* **DO THIS**
Each line that holds the word "adjusted" counts once; give the total number of such lines and nothing else.

* **DATA PROVIDED**
******

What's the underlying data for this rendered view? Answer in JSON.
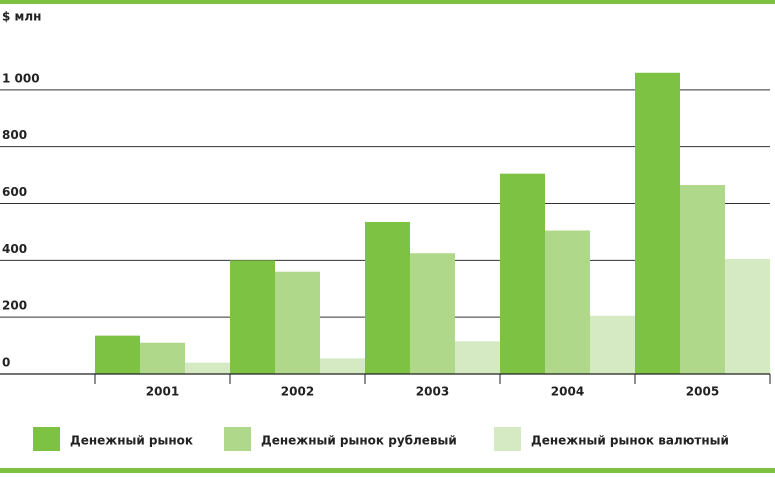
{
  "chart_data": {
    "type": "bar",
    "y_axis_label": "$ млн",
    "categories": [
      "2001",
      "2002",
      "2003",
      "2004",
      "2005"
    ],
    "series": [
      {
        "name": "Денежный рынок",
        "color": "#7dc242",
        "values": [
          135,
          400,
          535,
          705,
          1060
        ]
      },
      {
        "name": "Денежный рынок рублевый",
        "color": "#b0d88a",
        "values": [
          110,
          360,
          425,
          505,
          665
        ]
      },
      {
        "name": "Денежный рынок валютный",
        "color": "#d5eac2",
        "values": [
          40,
          55,
          115,
          205,
          405
        ]
      }
    ],
    "ylim": [
      0,
      1200
    ],
    "yticks": [
      0,
      200,
      400,
      600,
      800,
      {
        "value": 1000,
        "label": "1 000"
      }
    ],
    "grid": true,
    "legend": "bottom"
  }
}
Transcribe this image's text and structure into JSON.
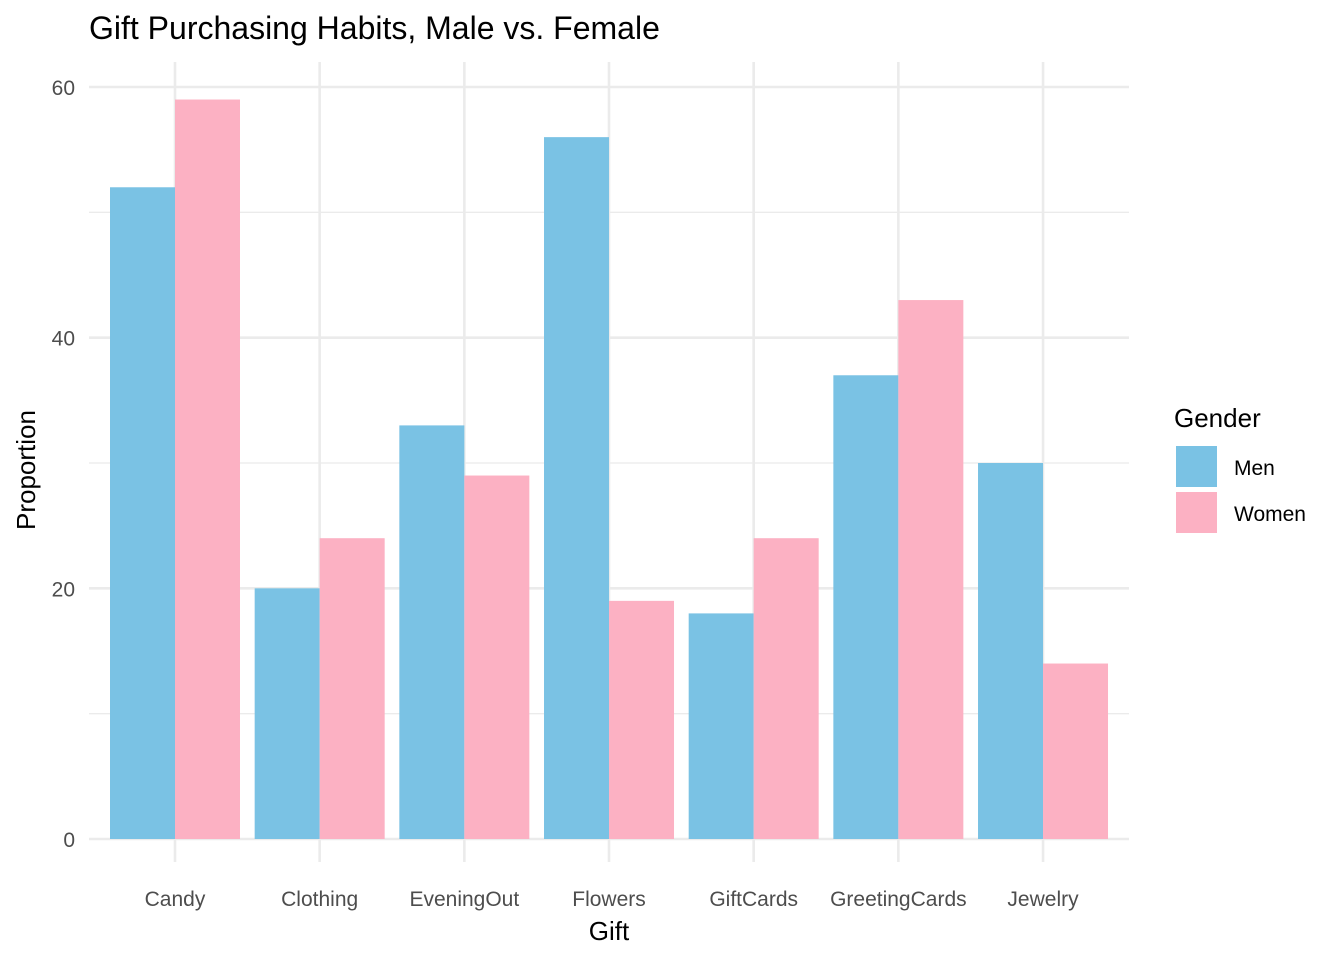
{
  "chart_data": {
    "type": "bar",
    "title": "Gift Purchasing Habits, Male vs. Female",
    "xlabel": "Gift",
    "ylabel": "Proportion",
    "categories": [
      "Candy",
      "Clothing",
      "EveningOut",
      "Flowers",
      "GiftCards",
      "GreetingCards",
      "Jewelry"
    ],
    "series": [
      {
        "name": "Men",
        "color": "#7AC2E4",
        "values": [
          52,
          20,
          33,
          56,
          18,
          37,
          30
        ]
      },
      {
        "name": "Women",
        "color": "#FCB1C3",
        "values": [
          59,
          24,
          29,
          19,
          24,
          43,
          14
        ]
      }
    ],
    "ylim": [
      0,
      62
    ],
    "yticks": [
      0,
      20,
      40,
      60
    ],
    "ytick_labels": [
      "0",
      "20",
      "40",
      "60"
    ],
    "legend": {
      "title": "Gender",
      "position": "right"
    },
    "grid": true
  }
}
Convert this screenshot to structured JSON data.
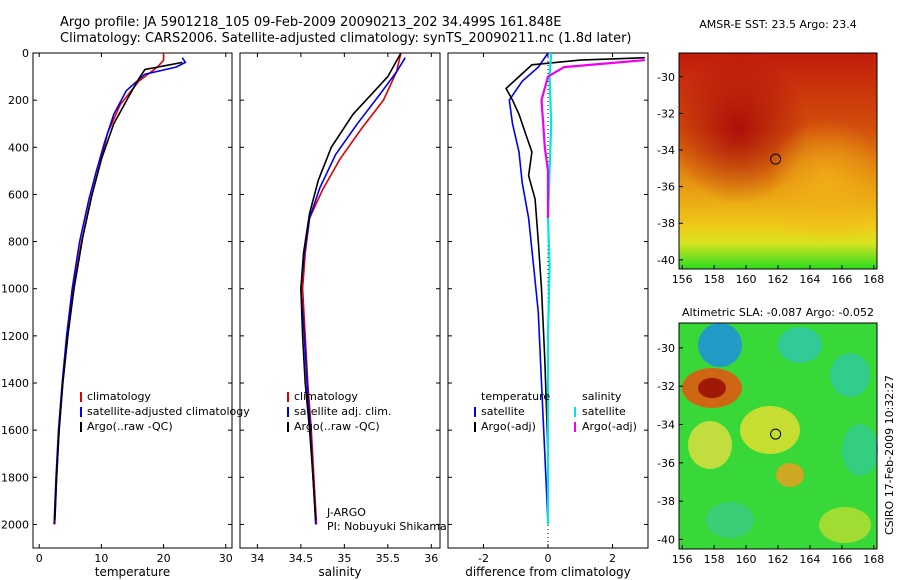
{
  "title_line1": "Argo profile: JA 5901218_105 09-Feb-2009 20090213_202 34.499S 161.848E",
  "title_line2": "Climatology: CARS2006. Satellite-adjusted climatology: synTS_20090211.nc (1.8d later)",
  "side_label": "CSIRO 17-Feb-2009 10:32:27",
  "colors": {
    "red": "#e00000",
    "blue": "#0000ee",
    "black": "#000000",
    "cyan": "#00e5e5",
    "magenta": "#ee00ee"
  },
  "chart_data": [
    {
      "type": "line",
      "xlabel": "temperature",
      "xlim": [
        -1,
        31
      ],
      "ylim": [
        0,
        2100
      ],
      "y_reversed": true,
      "xticks": [
        "0",
        "10",
        "20",
        "30"
      ],
      "xtick_values": [
        0,
        10,
        20,
        30
      ],
      "yticks": [
        "0",
        "200",
        "400",
        "600",
        "800",
        "1000",
        "1200",
        "1400",
        "1600",
        "1800",
        "2000"
      ],
      "ytick_values": [
        0,
        200,
        400,
        600,
        800,
        1000,
        1200,
        1400,
        1600,
        1800,
        2000
      ],
      "legend": [
        "climatology",
        "satellite-adjusted climatology",
        "Argo(..raw -QC)"
      ],
      "series": [
        {
          "name": "climatology",
          "color": "red",
          "points": [
            [
              20,
              0
            ],
            [
              20,
              30
            ],
            [
              19,
              60
            ],
            [
              16,
              120
            ],
            [
              13,
              220
            ],
            [
              11,
              340
            ],
            [
              9.8,
              470
            ],
            [
              8.3,
              620
            ],
            [
              6.8,
              800
            ],
            [
              5.5,
              1000
            ],
            [
              4.6,
              1200
            ],
            [
              3.8,
              1400
            ],
            [
              3.2,
              1600
            ],
            [
              2.8,
              1800
            ],
            [
              2.5,
              2000
            ]
          ]
        },
        {
          "name": "satellite-adjusted climatology",
          "color": "blue",
          "points": [
            [
              23,
              20
            ],
            [
              23.5,
              40
            ],
            [
              22,
              60
            ],
            [
              17,
              90
            ],
            [
              14,
              160
            ],
            [
              12,
              260
            ],
            [
              10.5,
              380
            ],
            [
              9.2,
              500
            ],
            [
              8,
              620
            ],
            [
              6.5,
              800
            ],
            [
              5.3,
              1000
            ],
            [
              4.4,
              1200
            ],
            [
              3.7,
              1400
            ],
            [
              3.1,
              1600
            ],
            [
              2.7,
              1800
            ],
            [
              2.4,
              2000
            ]
          ]
        },
        {
          "name": "Argo(..raw -QC)",
          "color": "black",
          "points": [
            [
              23,
              40
            ],
            [
              21,
              50
            ],
            [
              17,
              70
            ],
            [
              16,
              110
            ],
            [
              14.5,
              180
            ],
            [
              12,
              300
            ],
            [
              10,
              450
            ],
            [
              8.5,
              600
            ],
            [
              7,
              780
            ],
            [
              5.6,
              1000
            ],
            [
              4.6,
              1200
            ],
            [
              3.8,
              1400
            ],
            [
              3.2,
              1600
            ],
            [
              2.8,
              1800
            ],
            [
              2.5,
              1980
            ]
          ]
        }
      ]
    },
    {
      "type": "line",
      "xlabel": "salinity",
      "xlim": [
        33.8,
        36.1
      ],
      "ylim": [
        0,
        2100
      ],
      "y_reversed": true,
      "xticks": [
        "34",
        "34.5",
        "35",
        "35.5",
        "36"
      ],
      "xtick_values": [
        34,
        34.5,
        35,
        35.5,
        36
      ],
      "legend": [
        "climatology",
        "satellite adj. clim.",
        "Argo(..raw -QC)"
      ],
      "annotation": [
        "J-ARGO",
        "PI: Nobuyuki Shikama"
      ],
      "series": [
        {
          "name": "climatology",
          "color": "red",
          "points": [
            [
              35.65,
              0
            ],
            [
              35.6,
              80
            ],
            [
              35.45,
              200
            ],
            [
              35.2,
              320
            ],
            [
              34.95,
              450
            ],
            [
              34.75,
              580
            ],
            [
              34.6,
              700
            ],
            [
              34.55,
              850
            ],
            [
              34.52,
              1000
            ],
            [
              34.55,
              1200
            ],
            [
              34.58,
              1400
            ],
            [
              34.62,
              1600
            ],
            [
              34.65,
              1800
            ],
            [
              34.68,
              2000
            ]
          ]
        },
        {
          "name": "satellite adj. clim.",
          "color": "blue",
          "points": [
            [
              35.7,
              20
            ],
            [
              35.6,
              80
            ],
            [
              35.4,
              180
            ],
            [
              35.15,
              300
            ],
            [
              34.9,
              430
            ],
            [
              34.72,
              570
            ],
            [
              34.6,
              700
            ],
            [
              34.54,
              850
            ],
            [
              34.5,
              1000
            ],
            [
              34.54,
              1200
            ],
            [
              34.57,
              1400
            ],
            [
              34.61,
              1600
            ],
            [
              34.64,
              1800
            ],
            [
              34.67,
              2000
            ]
          ]
        },
        {
          "name": "Argo(..raw -QC)",
          "color": "black",
          "points": [
            [
              35.65,
              0
            ],
            [
              35.5,
              100
            ],
            [
              35.35,
              160
            ],
            [
              35.1,
              260
            ],
            [
              34.85,
              400
            ],
            [
              34.7,
              540
            ],
            [
              34.6,
              680
            ],
            [
              34.53,
              850
            ],
            [
              34.5,
              1000
            ],
            [
              34.52,
              1200
            ],
            [
              34.55,
              1400
            ],
            [
              34.6,
              1600
            ],
            [
              34.64,
              1800
            ],
            [
              34.67,
              1980
            ]
          ]
        }
      ]
    },
    {
      "type": "line",
      "xlabel": "difference from climatology",
      "xlim": [
        -3.1,
        3.1
      ],
      "ylim": [
        0,
        2100
      ],
      "y_reversed": true,
      "xticks": [
        "-2",
        "0",
        "2"
      ],
      "xtick_values": [
        -2,
        0,
        2
      ],
      "legend_left": [
        "temperature",
        "satellite",
        "Argo(-adj)"
      ],
      "legend_right": [
        "salinity",
        "satellite",
        "Argo(-adj)"
      ],
      "series": [
        {
          "name": "satellite",
          "color": "blue",
          "points": [
            [
              0,
              0
            ],
            [
              -0.3,
              60
            ],
            [
              -0.8,
              120
            ],
            [
              -1.2,
              200
            ],
            [
              -1.1,
              300
            ],
            [
              -0.9,
              420
            ],
            [
              -0.8,
              550
            ],
            [
              -0.6,
              700
            ],
            [
              -0.45,
              900
            ],
            [
              -0.3,
              1100
            ],
            [
              -0.2,
              1400
            ],
            [
              -0.1,
              1700
            ],
            [
              0,
              2000
            ]
          ]
        },
        {
          "name": "Argo(-adj)",
          "color": "black",
          "points": [
            [
              3,
              20
            ],
            [
              1,
              30
            ],
            [
              -0.5,
              50
            ],
            [
              -0.9,
              100
            ],
            [
              -1.3,
              150
            ],
            [
              -1.1,
              200
            ],
            [
              -0.9,
              260
            ],
            [
              -0.7,
              340
            ],
            [
              -0.5,
              420
            ],
            [
              -0.6,
              520
            ],
            [
              -0.4,
              620
            ],
            [
              -0.3,
              800
            ],
            [
              -0.2,
              1000
            ],
            [
              -0.1,
              1300
            ],
            [
              0,
              1700
            ],
            [
              0,
              1980
            ]
          ]
        },
        {
          "name": "satellite",
          "color": "cyan",
          "points": [
            [
              0.1,
              0
            ],
            [
              0.05,
              100
            ],
            [
              0.1,
              300
            ],
            [
              0.05,
              500
            ],
            [
              0,
              700
            ],
            [
              0.05,
              900
            ],
            [
              0,
              1200
            ],
            [
              0,
              1500
            ],
            [
              0,
              1800
            ],
            [
              0,
              2000
            ]
          ]
        },
        {
          "name": "Argo(-adj)",
          "color": "magenta",
          "points": [
            [
              3,
              30
            ],
            [
              0.5,
              60
            ],
            [
              0,
              100
            ],
            [
              -0.2,
              200
            ],
            [
              -0.15,
              300
            ],
            [
              -0.1,
              400
            ],
            [
              0,
              500
            ],
            [
              0,
              600
            ],
            [
              0,
              700
            ]
          ]
        }
      ]
    },
    {
      "type": "heatmap",
      "title": "AMSR-E SST: 23.5 Argo: 23.4",
      "xlim": [
        155.8,
        168.2
      ],
      "ylim": [
        -40.5,
        -28.7
      ],
      "xticks": [
        "156",
        "158",
        "160",
        "162",
        "164",
        "166",
        "168"
      ],
      "xtick_values": [
        156,
        158,
        160,
        162,
        164,
        166,
        168
      ],
      "yticks": [
        "-30",
        "-32",
        "-34",
        "-36",
        "-38",
        "-40"
      ],
      "ytick_values": [
        -30,
        -32,
        -34,
        -36,
        -38,
        -40
      ],
      "marker": [
        161.85,
        -34.5
      ]
    },
    {
      "type": "heatmap",
      "title": "Altimetric SLA: -0.087 Argo: -0.052",
      "xlim": [
        155.8,
        168.2
      ],
      "ylim": [
        -40.5,
        -28.7
      ],
      "xticks": [
        "156",
        "158",
        "160",
        "162",
        "164",
        "166",
        "168"
      ],
      "xtick_values": [
        156,
        158,
        160,
        162,
        164,
        166,
        168
      ],
      "yticks": [
        "-30",
        "-32",
        "-34",
        "-36",
        "-38",
        "-40"
      ],
      "ytick_values": [
        -30,
        -32,
        -34,
        -36,
        -38,
        -40
      ],
      "marker": [
        161.85,
        -34.5
      ]
    }
  ]
}
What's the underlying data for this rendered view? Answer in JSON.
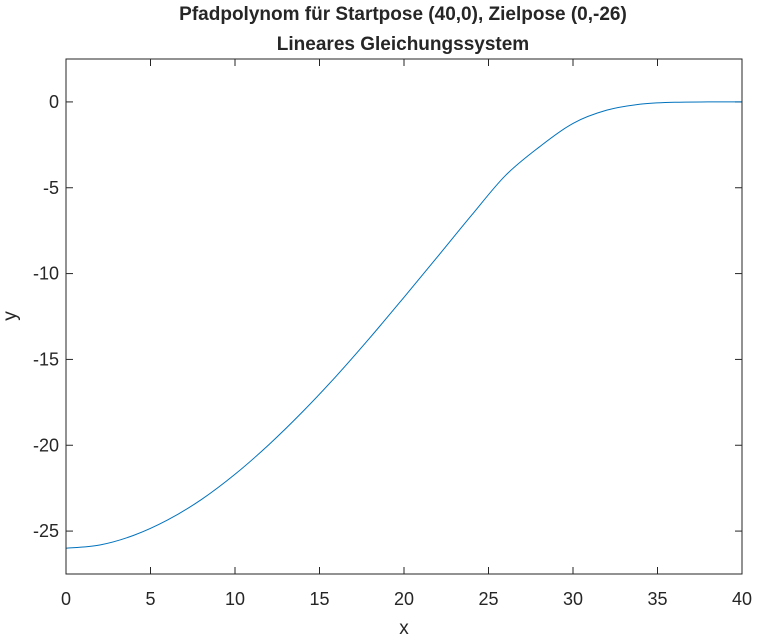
{
  "chart_data": {
    "type": "line",
    "title": "Pfadpolynom für Startpose (40,0), Zielpose (0,-26)",
    "subtitle": "Lineares Gleichungssystem",
    "xlabel": "x",
    "ylabel": "y",
    "xlim": [
      0,
      40
    ],
    "ylim": [
      -27.5,
      2.5
    ],
    "xticks": [
      0,
      5,
      10,
      15,
      20,
      25,
      30,
      35,
      40
    ],
    "yticks": [
      0,
      -5,
      -10,
      -15,
      -20,
      -25
    ],
    "xtick_labels": [
      "0",
      "5",
      "10",
      "15",
      "20",
      "25",
      "30",
      "35",
      "40"
    ],
    "ytick_labels": [
      "0",
      "-5",
      "-10",
      "-15",
      "-20",
      "-25"
    ],
    "grid": false,
    "series": [
      {
        "color": "#0072BD",
        "x": [
          0,
          2,
          4,
          6,
          8,
          10,
          12,
          14,
          16,
          18,
          20,
          22,
          24,
          26,
          28,
          30,
          32,
          34,
          36,
          38,
          40
        ],
        "y": [
          -26.0,
          -25.81,
          -25.25,
          -24.36,
          -23.17,
          -21.69,
          -19.97,
          -18.05,
          -15.96,
          -13.72,
          -11.38,
          -9.0,
          -6.6,
          -4.29,
          -2.63,
          -1.25,
          -0.48,
          -0.13,
          -0.02,
          0.0,
          0.0
        ]
      }
    ]
  }
}
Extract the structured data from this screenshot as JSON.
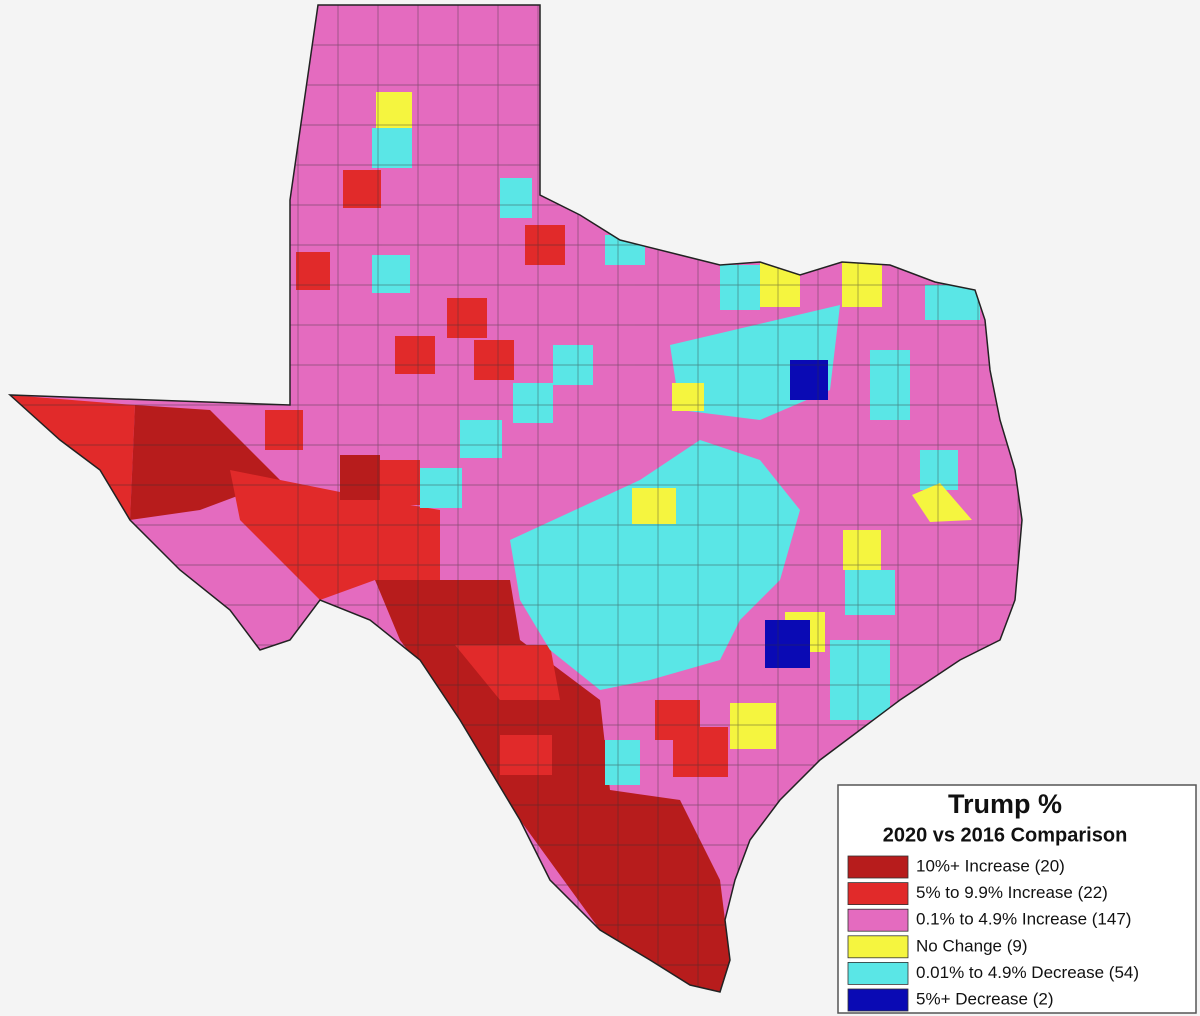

******

* **SOLVED EXERCISE**
3